**WHAT YOU SHOULD DO:** Give a verbatim copy of the lines below, minus the pictures.

▽

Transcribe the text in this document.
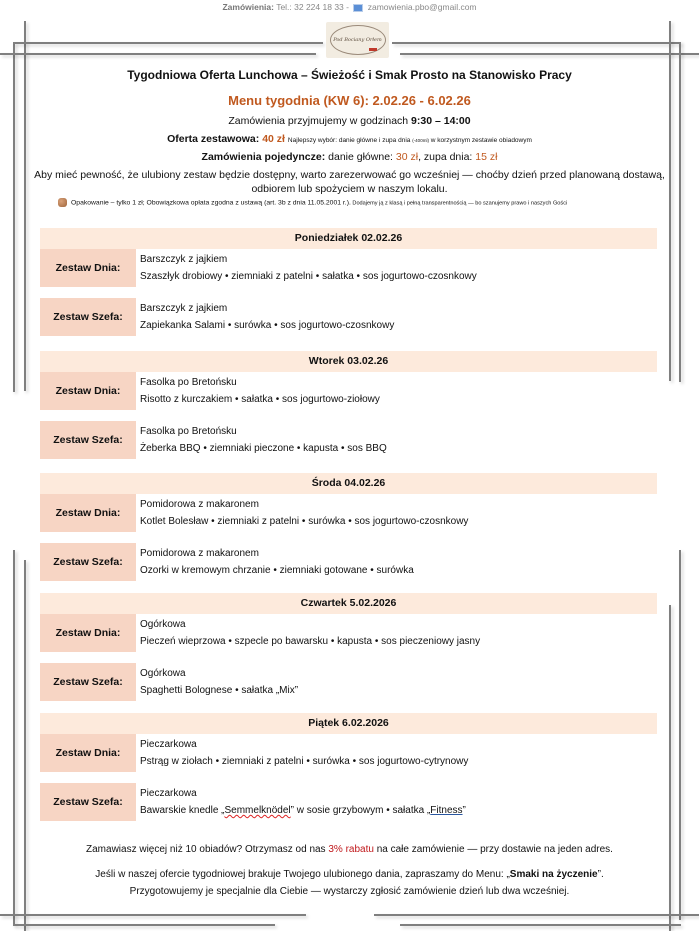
Zamówienia: Tel.: 32 224 18 33 - zamowienia.pbo@gmail.com
Pod Bociany Orłem
Tygodniowa Oferta Lunchowa – Świeżość i Smak Prosto na Stanowisko Pracy
Menu tygodnia (KW 6): 2.02.26 - 6.02.26
Zamówienia przyjmujemy w godzinach 9:30 – 14:00
Oferta zestawowa: 40 zł Najlepszy wybór: danie główne i zupa dnia (-400ml) w korzystnym zestawie obiadowym
Zamówienia pojedyncze: danie główne: 30 zł, zupa dnia: 15 zł
Aby mieć pewność, że ulubiony zestaw będzie dostępny, warto zarezerwować go wcześniej — choćby dzień przed planowaną dostawą,
odbiorem lub spożyciem w naszym lokalu.
Opakowanie – tylko 1 zł; Obowiązkowa opłata zgodna z ustawą (art. 3b z dnia 11.05.2001 r.). Dodajemy ją z klasą i pełną transparentnością — bo szanujemy prawo i naszych Gości
Poniedziałek 02.02.26
Zestaw Dnia:
Barszczyk z jajkiem
Szaszłyk drobiowy • ziemniaki z patelni • sałatka • sos jogurtowo-czosnkowy
Zestaw Szefa:
Barszczyk z jajkiem
Zapiekanka Salami • surówka • sos jogurtowo-czosnkowy
Wtorek 03.02.26
Zestaw Dnia:
Fasolka po Bretońsku
Risotto z kurczakiem • sałatka • sos jogurtowo-ziołowy
Zestaw Szefa:
Fasolka po Bretońsku
Żeberka BBQ • ziemniaki pieczone • kapusta • sos BBQ
Środa 04.02.26
Zestaw Dnia:
Pomidorowa z makaronem
Kotlet Bolesław • ziemniaki z patelni • surówka • sos jogurtowo-czosnkowy
Zestaw Szefa:
Pomidorowa z makaronem
Ozorki w kremowym chrzanie • ziemniaki gotowane • surówka
Czwartek 5.02.2026
Zestaw Dnia:
Ogórkowa
Pieczeń wieprzowa • szpecle po bawarsku • kapusta • sos pieczeniowy jasny
Zestaw Szefa:
Ogórkowa
Spaghetti Bolognese • sałatka „Mix”
Piątek 6.02.2026
Zestaw Dnia:
Pieczarkowa
Pstrąg w ziołach • ziemniaki z patelni • surówka • sos jogurtowo-cytrynowy
Zestaw Szefa:
Pieczarkowa
Bawarskie knedle „Semmelknödel” w sosie grzybowym • sałatka „Fitness”
Zamawiasz więcej niż 10 obiadów? Otrzymasz od nas 3% rabatu na całe zamówienie — przy dostawie na jeden adres.
Jeśli w naszej ofercie tygodniowej brakuje Twojego ulubionego dania, zapraszamy do Menu: „Smaki na życzenie”.
Przygotowujemy je specjalnie dla Ciebie — wystarczy zgłosić zamówienie dzień lub dwa wcześniej.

△

**RESPONSE TO THIS EXERCISE:**
Transcribe the text in this document.
Zamówienia: Tel.: 32 224 18 33 - zamowienia.pbo@gmail.com
Pod Bociany Orłem
Tygodniowa Oferta Lunchowa – Świeżość i Smak Prosto na Stanowisko Pracy
Menu tygodnia (KW 6): 2.02.26 - 6.02.26
Zamówienia przyjmujemy w godzinach 9:30 – 14:00
Oferta zestawowa: 40 zł Najlepszy wybór: danie główne i zupa dnia (-400ml) w korzystnym zestawie obiadowym
Zamówienia pojedyncze: danie główne: 30 zł, zupa dnia: 15 zł
Aby mieć pewność, że ulubiony zestaw będzie dostępny, warto zarezerwować go wcześniej — choćby dzień przed planowaną dostawą,
odbiorem lub spożyciem w naszym lokalu.
Opakowanie – tylko 1 zł; Obowiązkowa opłata zgodna z ustawą (art. 3b z dnia 11.05.2001 r.). Dodajemy ją z klasą i pełną transparentnością — bo szanujemy prawo i naszych Gości
Poniedziałek 02.02.26
Zestaw Dnia:
Barszczyk z jajkiem
Szaszłyk drobiowy • ziemniaki z patelni • sałatka • sos jogurtowo-czosnkowy
Zestaw Szefa:
Barszczyk z jajkiem
Zapiekanka Salami • surówka • sos jogurtowo-czosnkowy
Wtorek 03.02.26
Zestaw Dnia:
Fasolka po Bretońsku
Risotto z kurczakiem • sałatka • sos jogurtowo-ziołowy
Zestaw Szefa:
Fasolka po Bretońsku
Żeberka BBQ • ziemniaki pieczone • kapusta • sos BBQ
Środa 04.02.26
Zestaw Dnia:
Pomidorowa z makaronem
Kotlet Bolesław • ziemniaki z patelni • surówka • sos jogurtowo-czosnkowy
Zestaw Szefa:
Pomidorowa z makaronem
Ozorki w kremowym chrzanie • ziemniaki gotowane • surówka
Czwartek 5.02.2026
Zestaw Dnia:
Ogórkowa
Pieczeń wieprzowa • szpecle po bawarsku • kapusta • sos pieczeniowy jasny
Zestaw Szefa:
Ogórkowa
Spaghetti Bolognese • sałatka „Mix”
Piątek 6.02.2026
Zestaw Dnia:
Pieczarkowa
Pstrąg w ziołach • ziemniaki z patelni • surówka • sos jogurtowo-cytrynowy
Zestaw Szefa:
Pieczarkowa
Bawarskie knedle „Semmelknödel” w sosie grzybowym • sałatka „Fitness”
Zamawiasz więcej niż 10 obiadów? Otrzymasz od nas 3% rabatu na całe zamówienie — przy dostawie na jeden adres.
Jeśli w naszej ofercie tygodniowej brakuje Twojego ulubionego dania, zapraszamy do Menu: „Smaki na życzenie”.
Przygotowujemy je specjalnie dla Ciebie — wystarczy zgłosić zamówienie dzień lub dwa wcześniej.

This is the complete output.